- **Work instructions**
Copy every entry precisely.
### Excerpted data ###
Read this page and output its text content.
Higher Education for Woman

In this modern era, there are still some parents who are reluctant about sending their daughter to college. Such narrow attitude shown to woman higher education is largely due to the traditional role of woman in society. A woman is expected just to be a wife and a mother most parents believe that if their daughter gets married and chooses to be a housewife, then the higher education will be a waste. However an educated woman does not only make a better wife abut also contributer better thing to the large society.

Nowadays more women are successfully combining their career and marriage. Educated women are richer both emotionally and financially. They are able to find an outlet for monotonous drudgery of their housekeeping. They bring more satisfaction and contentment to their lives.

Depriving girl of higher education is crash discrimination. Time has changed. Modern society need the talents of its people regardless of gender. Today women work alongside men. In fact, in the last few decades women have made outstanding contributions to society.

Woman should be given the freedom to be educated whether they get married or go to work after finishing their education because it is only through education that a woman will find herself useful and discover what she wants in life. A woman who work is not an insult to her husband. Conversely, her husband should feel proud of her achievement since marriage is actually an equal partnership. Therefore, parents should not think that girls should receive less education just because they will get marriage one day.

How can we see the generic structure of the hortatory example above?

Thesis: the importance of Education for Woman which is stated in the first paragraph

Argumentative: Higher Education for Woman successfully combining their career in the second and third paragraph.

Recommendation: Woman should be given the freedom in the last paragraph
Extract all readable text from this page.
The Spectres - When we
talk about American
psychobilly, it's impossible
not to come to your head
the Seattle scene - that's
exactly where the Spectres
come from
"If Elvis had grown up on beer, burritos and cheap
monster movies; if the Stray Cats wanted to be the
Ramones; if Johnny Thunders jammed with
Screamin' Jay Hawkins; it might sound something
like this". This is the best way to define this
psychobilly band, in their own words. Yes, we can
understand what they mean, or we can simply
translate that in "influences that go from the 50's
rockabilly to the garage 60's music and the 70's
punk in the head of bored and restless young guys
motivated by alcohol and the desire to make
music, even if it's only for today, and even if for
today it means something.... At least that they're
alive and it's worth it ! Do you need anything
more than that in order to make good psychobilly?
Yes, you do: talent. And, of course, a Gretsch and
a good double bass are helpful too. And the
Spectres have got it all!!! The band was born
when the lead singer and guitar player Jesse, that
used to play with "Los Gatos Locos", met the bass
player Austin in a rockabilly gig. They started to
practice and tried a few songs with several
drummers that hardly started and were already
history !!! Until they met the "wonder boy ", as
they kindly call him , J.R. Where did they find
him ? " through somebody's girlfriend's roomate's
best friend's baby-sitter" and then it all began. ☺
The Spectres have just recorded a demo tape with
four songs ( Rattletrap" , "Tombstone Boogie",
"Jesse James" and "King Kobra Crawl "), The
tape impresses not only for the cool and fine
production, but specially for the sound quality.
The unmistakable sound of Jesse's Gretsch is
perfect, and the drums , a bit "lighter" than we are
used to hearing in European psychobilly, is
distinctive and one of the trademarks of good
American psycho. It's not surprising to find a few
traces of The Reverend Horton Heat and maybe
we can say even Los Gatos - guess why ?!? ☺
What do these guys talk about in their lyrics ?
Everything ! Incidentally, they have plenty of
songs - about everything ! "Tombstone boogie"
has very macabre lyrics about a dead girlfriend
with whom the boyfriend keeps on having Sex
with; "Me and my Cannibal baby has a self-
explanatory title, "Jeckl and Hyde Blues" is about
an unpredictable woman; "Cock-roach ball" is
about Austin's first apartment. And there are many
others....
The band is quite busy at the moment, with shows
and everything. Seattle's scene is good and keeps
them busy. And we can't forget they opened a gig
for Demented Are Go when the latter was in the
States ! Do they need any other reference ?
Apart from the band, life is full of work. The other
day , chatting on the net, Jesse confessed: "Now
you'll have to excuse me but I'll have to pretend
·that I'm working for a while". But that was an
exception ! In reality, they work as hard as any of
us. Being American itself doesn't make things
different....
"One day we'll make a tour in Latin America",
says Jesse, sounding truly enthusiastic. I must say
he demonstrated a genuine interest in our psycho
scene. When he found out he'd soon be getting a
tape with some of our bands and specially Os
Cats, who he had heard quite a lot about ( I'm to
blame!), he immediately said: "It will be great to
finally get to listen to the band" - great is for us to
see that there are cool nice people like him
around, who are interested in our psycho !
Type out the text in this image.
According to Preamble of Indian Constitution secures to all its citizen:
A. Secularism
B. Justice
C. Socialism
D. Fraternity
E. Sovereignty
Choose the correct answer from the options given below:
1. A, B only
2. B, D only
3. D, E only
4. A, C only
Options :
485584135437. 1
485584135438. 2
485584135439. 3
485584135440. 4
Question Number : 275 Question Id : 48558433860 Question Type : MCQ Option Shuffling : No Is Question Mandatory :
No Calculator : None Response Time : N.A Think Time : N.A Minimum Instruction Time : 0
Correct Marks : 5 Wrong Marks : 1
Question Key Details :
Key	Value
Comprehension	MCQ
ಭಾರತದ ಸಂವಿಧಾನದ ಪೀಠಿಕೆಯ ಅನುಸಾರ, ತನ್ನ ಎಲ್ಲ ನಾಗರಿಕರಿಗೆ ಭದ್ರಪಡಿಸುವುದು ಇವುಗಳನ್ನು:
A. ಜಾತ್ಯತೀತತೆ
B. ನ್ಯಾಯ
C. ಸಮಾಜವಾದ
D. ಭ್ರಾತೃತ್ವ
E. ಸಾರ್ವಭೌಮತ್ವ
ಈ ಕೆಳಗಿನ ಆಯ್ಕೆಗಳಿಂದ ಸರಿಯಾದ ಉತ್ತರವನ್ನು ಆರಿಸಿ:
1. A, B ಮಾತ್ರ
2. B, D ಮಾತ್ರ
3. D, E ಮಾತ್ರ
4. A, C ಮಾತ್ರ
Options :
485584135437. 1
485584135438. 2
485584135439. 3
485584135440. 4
###
- **Task answer**
Read this page and output its text content.
Higher Education for Woman

In this modern era, there are still some parents who are reluctant about sending their daughter to college. Such narrow attitude shown to woman higher education is largely due to the traditional role of woman in society. A woman is expected just to be a wife and a mother most parents believe that if their daughter gets married and chooses to be a housewife, then the higher education will be a waste. However an educated woman does not only make a better wife abut also contributer better thing to the large society.

Nowadays more women are successfully combining their career and marriage. Educated women are richer both emotionally and financially. They are able to find an outlet for monotonous drudgery of their housekeeping. They bring more satisfaction and contentment to their lives.

Depriving girl of higher education is crash discrimination. Time has changed. Modern society need the talents of its people regardless of gender. Today women work alongside men. In fact, in the last few decades women have made outstanding contributions to society.

Woman should be given the freedom to be educated whether they get married or go to work after finishing their education because it is only through education that a woman will find herself useful and discover what she wants in life. A woman who work is not an insult to her husband. Conversely, her husband should feel proud of her achievement since marriage is actually an equal partnership. Therefore, parents should not think that girls should receive less education just because they will get marriage one day.

How can we see the generic structure of the hortatory example above?

Thesis: the importance of Education for Woman which is stated in the first paragraph

Argumentative: Higher Education for Woman successfully combining their career in the second and third paragraph.

Recommendation: Woman should be given the freedom in the last paragraph
Extract all readable text from this page.
The Spectres - When we
talk about American
psychobilly, it's impossible
not to come to your head
the Seattle scene - that's
exactly where the Spectres
come from
"If Elvis had grown up on beer, burritos and cheap
monster movies; if the Stray Cats wanted to be the
Ramones; if Johnny Thunders jammed with
Screamin' Jay Hawkins; it might sound something
like this". This is the best way to define this
psychobilly band, in their own words. Yes, we can
understand what they mean, or we can simply
translate that in "influences that go from the 50's
rockabilly to the garage 60's music and the 70's
punk in the head of bored and restless young guys
motivated by alcohol and the desire to make
music, even if it's only for today, and even if for
today it means something.... At least that they're
alive and it's worth it ! Do you need anything
more than that in order to make good psychobilly?
Yes, you do: talent. And, of course, a Gretsch and
a good double bass are helpful too. And the
Spectres have got it all!!! The band was born
when the lead singer and guitar player Jesse, that
used to play with "Los Gatos Locos", met the bass
player Austin in a rockabilly gig. They started to
practice and tried a few songs with several
drummers that hardly started and were already
history !!! Until they met the "wonder boy ", as
they kindly call him , J.R. Where did they find
him ? " through somebody's girlfriend's roomate's
best friend's baby-sitter" and then it all began. ☺
The Spectres have just recorded a demo tape with
four songs ( Rattletrap" , "Tombstone Boogie",
"Jesse James" and "King Kobra Crawl "), The
tape impresses not only for the cool and fine
production, but specially for the sound quality.
The unmistakable sound of Jesse's Gretsch is
perfect, and the drums , a bit "lighter" than we are
used to hearing in European psychobilly, is
distinctive and one of the trademarks of good
American psycho. It's not surprising to find a few
traces of The Reverend Horton Heat and maybe
we can say even Los Gatos - guess why ?!? ☺
What do these guys talk about in their lyrics ?
Everything ! Incidentally, they have plenty of
songs - about everything ! "Tombstone boogie"
has very macabre lyrics about a dead girlfriend
with whom the boyfriend keeps on having Sex
with; "Me and my Cannibal baby has a self-
explanatory title, "Jeckl and Hyde Blues" is about
an unpredictable woman; "Cock-roach ball" is
about Austin's first apartment. And there are many
others....
The band is quite busy at the moment, with shows
and everything. Seattle's scene is good and keeps
them busy. And we can't forget they opened a gig
for Demented Are Go when the latter was in the
States ! Do they need any other reference ?
Apart from the band, life is full of work. The other
day , chatting on the net, Jesse confessed: "Now
you'll have to excuse me but I'll have to pretend
·that I'm working for a while". But that was an
exception ! In reality, they work as hard as any of
us. Being American itself doesn't make things
different....
"One day we'll make a tour in Latin America",
says Jesse, sounding truly enthusiastic. I must say
he demonstrated a genuine interest in our psycho
scene. When he found out he'd soon be getting a
tape with some of our bands and specially Os
Cats, who he had heard quite a lot about ( I'm to
blame!), he immediately said: "It will be great to
finally get to listen to the band" - great is for us to
see that there are cool nice people like him
around, who are interested in our psycho !
Type out the text in this image.
According to Preamble of Indian Constitution secures to all its citizen:
A. Secularism
B. Justice
C. Socialism
D. Fraternity
E. Sovereignty
Choose the correct answer from the options given below:
1. A, B only
2. B, D only
3. D, E only
4. A, C only
Options :
485584135437. 1
485584135438. 2
485584135439. 3
485584135440. 4
Question Number : 275 Question Id : 48558433860 Question Type : MCQ Option Shuffling : No Is Question Mandatory :
No Calculator : None Response Time : N.A Think Time : N.A Minimum Instruction Time : 0
Correct Marks : 5 Wrong Marks : 1
Question Key Details :
Key	Value
Comprehension	MCQ
ಭಾರತದ ಸಂವಿಧಾನದ ಪೀಠಿಕೆಯ ಅನುಸಾರ, ತನ್ನ ಎಲ್ಲ ನಾಗರಿಕರಿಗೆ ಭದ್ರಪಡಿಸುವುದು ಇವುಗಳನ್ನು:
A. ಜಾತ್ಯತೀತತೆ
B. ನ್ಯಾಯ
C. ಸಮಾಜವಾದ
D. ಭ್ರಾತೃತ್ವ
E. ಸಾರ್ವಭೌಮತ್ವ
ಈ ಕೆಳಗಿನ ಆಯ್ಕೆಗಳಿಂದ ಸರಿಯಾದ ಉತ್ತರವನ್ನು ಆರಿಸಿ:
1. A, B ಮಾತ್ರ
2. B, D ಮಾತ್ರ
3. D, E ಮಾತ್ರ
4. A, C ಮಾತ್ರ
Options :
485584135437. 1
485584135438. 2
485584135439. 3
485584135440. 4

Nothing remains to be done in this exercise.